--- Begin Data listing ---

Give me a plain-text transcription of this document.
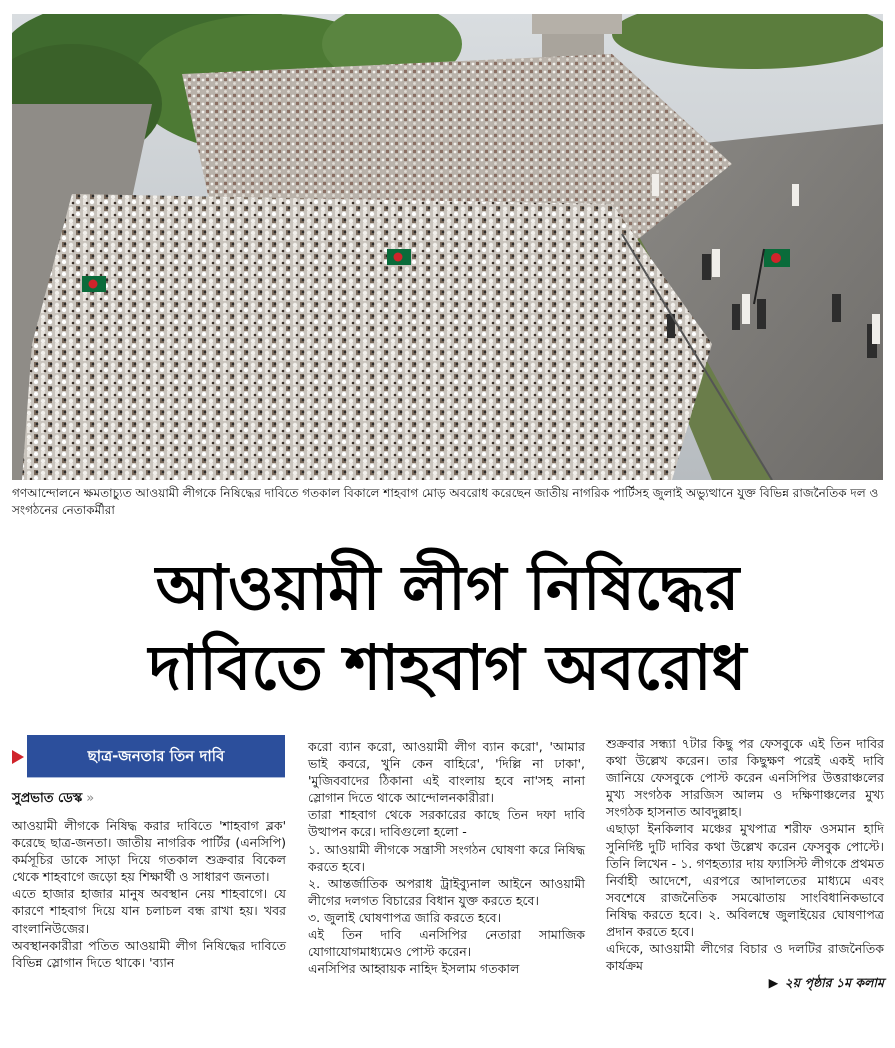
গণআন্দোলনে ক্ষমতাচ্যুত আওয়ামী লীগকে নিষিদ্ধের দাবিতে গতকাল বিকালে শাহবাগ মোড় অবরোধ করেছেন জাতীয় নাগরিক পার্টিসহ জুলাই অভ্যুত্থানে যুক্ত বিভিন্ন রাজনৈতিক দল ও সংগঠনের নেতাকর্মীরা
আওয়ামী লীগ নিষিদ্ধের
দাবিতে শাহবাগ অবরোধ
ছাত্র-জনতার তিন দাবি
সুপ্রভাত ডেস্ক »

আওয়ামী লীগকে নিষিদ্ধ করার দাবিতে 'শাহবাগ ব্লক' করেছে ছাত্র-জনতা। জাতীয় নাগরিক পার্টির (এনসিপি) কর্মসূচির ডাকে সাড়া দিয়ে গতকাল শুক্রবার বিকেল থেকে শাহবাগে জড়ো হয় শিক্ষার্থী ও সাধারণ জনতা।

এতে হাজার হাজার মানুষ অবস্থান নেয় শাহবাগে। যে কারণে শাহবাগ দিয়ে যান চলাচল বন্ধ রাখা হয়। খবর বাংলানিউজের।

অবস্থানকারীরা পতিত আওয়ামী লীগ নিষিদ্ধের দাবিতে বিভিন্ন স্লোগান দিতে থাকে। 'ব্যান

করো ব্যান করো, আওয়ামী লীগ ব্যান করো', 'আমার ভাই কবরে, খুনি কেন বাহিরে', 'দিল্লি না ঢাকা', 'মুজিববাদের ঠিকানা এই বাংলায় হবে না'সহ নানা স্লোগান দিতে থাকে আন্দোলনকারীরা।

তারা শাহবাগ থেকে সরকারের কাছে তিন দফা দাবি উত্থাপন করে। দাবিগুলো হলো -

১. আওয়ামী লীগকে সন্ত্রাসী সংগঠন ঘোষণা করে নিষিদ্ধ করতে হবে।

২. আন্তর্জাতিক অপরাধ ট্রাইব্যুনাল আইনে আওয়ামী লীগের দলগত বিচারের বিধান যুক্ত করতে হবে।

৩. জুলাই ঘোষণাপত্র জারি করতে হবে।

এই তিন দাবি এনসিপির নেতারা সামাজিক যোগাযোগমাধ্যমেও পোস্ট করেন।

এনসিপির আহ্বায়ক নাহিদ ইসলাম গতকাল

শুক্রবার সন্ধ্যা ৭টার কিছু পর ফেসবুকে এই তিন দাবির কথা উল্লেখ করেন। তার কিছুক্ষণ পরেই একই দাবি জানিয়ে ফেসবুকে পোস্ট করেন এনসিপির উত্তরাঞ্চলের মুখ্য সংগঠক সারজিস আলম ও দক্ষিণাঞ্চলের মুখ্য সংগঠক হাসনাত আবদুল্লাহ।

এছাড়া ইনকিলাব মঞ্চের মুখপাত্র শরীফ ওসমান হাদি সুনির্দিষ্ট দুটি দাবির কথা উল্লেখ করেন ফেসবুক পোস্টে। তিনি লিখেন - ১. গণহত্যার দায় ফ্যাসিস্ট লীগকে প্রথমত নির্বাহী আদেশে, এরপরে আদালতের মাধ্যমে এবং সবশেষে রাজনৈতিক সমঝোতায় সাংবিধানিকভাবে নিষিদ্ধ করতে হবে। ২. অবিলম্বে জুলাইয়ের ঘোষণাপত্র প্রদান করতে হবে।

এদিকে, আওয়ামী লীগের বিচার ও দলটির রাজনৈতিক কার্যক্রম

▶ ২য় পৃষ্ঠার ১ম কলাম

--- End Data listing ---

__Written exercise__
Output the records above exactly as they are, leaving out the pictures.

__Task solution__
Give me a plain-text transcription of this document.
গণআন্দোলনে ক্ষমতাচ্যুত আওয়ামী লীগকে নিষিদ্ধের দাবিতে গতকাল বিকালে শাহবাগ মোড় অবরোধ করেছেন জাতীয় নাগরিক পার্টিসহ জুলাই অভ্যুত্থানে যুক্ত বিভিন্ন রাজনৈতিক দল ও সংগঠনের নেতাকর্মীরা
আওয়ামী লীগ নিষিদ্ধের
দাবিতে শাহবাগ অবরোধ
ছাত্র-জনতার তিন দাবি
সুপ্রভাত ডেস্ক »

আওয়ামী লীগকে নিষিদ্ধ করার দাবিতে 'শাহবাগ ব্লক' করেছে ছাত্র-জনতা। জাতীয় নাগরিক পার্টির (এনসিপি) কর্মসূচির ডাকে সাড়া দিয়ে গতকাল শুক্রবার বিকেল থেকে শাহবাগে জড়ো হয় শিক্ষার্থী ও সাধারণ জনতা।

এতে হাজার হাজার মানুষ অবস্থান নেয় শাহবাগে। যে কারণে শাহবাগ দিয়ে যান চলাচল বন্ধ রাখা হয়। খবর বাংলানিউজের।

অবস্থানকারীরা পতিত আওয়ামী লীগ নিষিদ্ধের দাবিতে বিভিন্ন স্লোগান দিতে থাকে। 'ব্যান

করো ব্যান করো, আওয়ামী লীগ ব্যান করো', 'আমার ভাই কবরে, খুনি কেন বাহিরে', 'দিল্লি না ঢাকা', 'মুজিববাদের ঠিকানা এই বাংলায় হবে না'সহ নানা স্লোগান দিতে থাকে আন্দোলনকারীরা।

তারা শাহবাগ থেকে সরকারের কাছে তিন দফা দাবি উত্থাপন করে। দাবিগুলো হলো -

১. আওয়ামী লীগকে সন্ত্রাসী সংগঠন ঘোষণা করে নিষিদ্ধ করতে হবে।

২. আন্তর্জাতিক অপরাধ ট্রাইব্যুনাল আইনে আওয়ামী লীগের দলগত বিচারের বিধান যুক্ত করতে হবে।

৩. জুলাই ঘোষণাপত্র জারি করতে হবে।

এই তিন দাবি এনসিপির নেতারা সামাজিক যোগাযোগমাধ্যমেও পোস্ট করেন।

এনসিপির আহ্বায়ক নাহিদ ইসলাম গতকাল

শুক্রবার সন্ধ্যা ৭টার কিছু পর ফেসবুকে এই তিন দাবির কথা উল্লেখ করেন। তার কিছুক্ষণ পরেই একই দাবি জানিয়ে ফেসবুকে পোস্ট করেন এনসিপির উত্তরাঞ্চলের মুখ্য সংগঠক সারজিস আলম ও দক্ষিণাঞ্চলের মুখ্য সংগঠক হাসনাত আবদুল্লাহ।

এছাড়া ইনকিলাব মঞ্চের মুখপাত্র শরীফ ওসমান হাদি সুনির্দিষ্ট দুটি দাবির কথা উল্লেখ করেন ফেসবুক পোস্টে। তিনি লিখেন - ১. গণহত্যার দায় ফ্যাসিস্ট লীগকে প্রথমত নির্বাহী আদেশে, এরপরে আদালতের মাধ্যমে এবং সবশেষে রাজনৈতিক সমঝোতায় সাংবিধানিকভাবে নিষিদ্ধ করতে হবে। ২. অবিলম্বে জুলাইয়ের ঘোষণাপত্র প্রদান করতে হবে।

এদিকে, আওয়ামী লীগের বিচার ও দলটির রাজনৈতিক কার্যক্রম

▶ ২য় পৃষ্ঠার ১ম কলাম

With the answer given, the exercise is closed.